**Exercise:** Filter the entries that follow, copying every line in which the word "image" appears.

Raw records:
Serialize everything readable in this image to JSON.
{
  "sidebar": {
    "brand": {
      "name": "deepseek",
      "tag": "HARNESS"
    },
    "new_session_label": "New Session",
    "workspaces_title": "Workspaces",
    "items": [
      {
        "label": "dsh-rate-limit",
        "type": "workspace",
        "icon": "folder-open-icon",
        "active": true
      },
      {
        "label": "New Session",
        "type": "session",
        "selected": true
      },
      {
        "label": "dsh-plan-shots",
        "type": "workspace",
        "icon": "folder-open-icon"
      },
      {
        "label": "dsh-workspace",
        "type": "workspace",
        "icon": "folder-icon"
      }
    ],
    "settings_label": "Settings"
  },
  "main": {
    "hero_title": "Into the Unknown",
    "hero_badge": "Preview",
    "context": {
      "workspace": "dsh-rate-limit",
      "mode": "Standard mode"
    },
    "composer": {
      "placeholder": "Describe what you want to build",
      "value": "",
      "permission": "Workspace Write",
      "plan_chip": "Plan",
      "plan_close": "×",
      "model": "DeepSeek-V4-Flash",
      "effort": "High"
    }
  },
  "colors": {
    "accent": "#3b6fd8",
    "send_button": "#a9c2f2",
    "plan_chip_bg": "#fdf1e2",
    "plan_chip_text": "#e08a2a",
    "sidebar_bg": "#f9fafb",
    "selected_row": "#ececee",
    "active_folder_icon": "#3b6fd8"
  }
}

* * *

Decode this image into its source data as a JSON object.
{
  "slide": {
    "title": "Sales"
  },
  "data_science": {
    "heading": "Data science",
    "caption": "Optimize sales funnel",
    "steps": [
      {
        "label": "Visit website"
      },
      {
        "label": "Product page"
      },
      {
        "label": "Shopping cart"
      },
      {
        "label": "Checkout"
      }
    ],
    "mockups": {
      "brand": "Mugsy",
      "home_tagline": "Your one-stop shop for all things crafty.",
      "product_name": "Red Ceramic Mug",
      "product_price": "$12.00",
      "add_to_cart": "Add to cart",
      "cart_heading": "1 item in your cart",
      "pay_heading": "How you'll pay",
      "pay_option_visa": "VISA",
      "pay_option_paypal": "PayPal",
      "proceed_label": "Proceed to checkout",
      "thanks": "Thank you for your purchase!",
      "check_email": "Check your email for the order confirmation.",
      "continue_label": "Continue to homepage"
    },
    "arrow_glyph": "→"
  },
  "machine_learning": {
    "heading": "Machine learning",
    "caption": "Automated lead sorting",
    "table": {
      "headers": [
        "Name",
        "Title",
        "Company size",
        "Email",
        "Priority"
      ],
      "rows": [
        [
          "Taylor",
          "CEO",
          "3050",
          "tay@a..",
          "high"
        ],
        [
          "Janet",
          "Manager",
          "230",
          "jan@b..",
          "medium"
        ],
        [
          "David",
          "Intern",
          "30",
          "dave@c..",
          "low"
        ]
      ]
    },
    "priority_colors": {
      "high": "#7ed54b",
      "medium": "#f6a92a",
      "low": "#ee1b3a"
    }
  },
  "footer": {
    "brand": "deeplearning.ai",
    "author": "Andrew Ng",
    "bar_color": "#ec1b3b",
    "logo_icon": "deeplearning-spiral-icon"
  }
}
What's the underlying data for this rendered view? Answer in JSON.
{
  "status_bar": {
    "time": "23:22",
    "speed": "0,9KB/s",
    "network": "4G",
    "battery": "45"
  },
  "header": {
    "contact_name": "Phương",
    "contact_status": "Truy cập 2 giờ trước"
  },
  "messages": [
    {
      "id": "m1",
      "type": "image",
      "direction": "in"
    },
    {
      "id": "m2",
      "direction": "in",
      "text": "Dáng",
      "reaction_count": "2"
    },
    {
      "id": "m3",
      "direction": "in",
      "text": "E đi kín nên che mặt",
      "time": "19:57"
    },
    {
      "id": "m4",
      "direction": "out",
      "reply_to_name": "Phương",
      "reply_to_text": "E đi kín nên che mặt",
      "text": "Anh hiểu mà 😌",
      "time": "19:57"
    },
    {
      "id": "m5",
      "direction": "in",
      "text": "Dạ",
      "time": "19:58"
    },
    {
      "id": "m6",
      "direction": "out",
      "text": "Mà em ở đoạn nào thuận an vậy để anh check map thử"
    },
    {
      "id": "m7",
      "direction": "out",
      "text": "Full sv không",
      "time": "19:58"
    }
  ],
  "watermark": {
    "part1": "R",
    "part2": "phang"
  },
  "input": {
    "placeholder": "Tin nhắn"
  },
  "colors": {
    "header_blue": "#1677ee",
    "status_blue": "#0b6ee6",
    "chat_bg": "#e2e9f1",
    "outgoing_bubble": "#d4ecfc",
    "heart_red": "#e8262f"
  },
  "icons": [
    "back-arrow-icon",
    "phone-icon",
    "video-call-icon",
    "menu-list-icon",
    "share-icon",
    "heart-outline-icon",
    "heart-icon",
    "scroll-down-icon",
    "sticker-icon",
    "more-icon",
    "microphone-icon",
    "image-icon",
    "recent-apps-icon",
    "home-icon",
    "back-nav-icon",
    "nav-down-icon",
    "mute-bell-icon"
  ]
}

**Exercise response:**
Serialize everything readable in this image to JSON.
Decode this image into its source data as a JSON object.
      "type": "image",
    "image-icon",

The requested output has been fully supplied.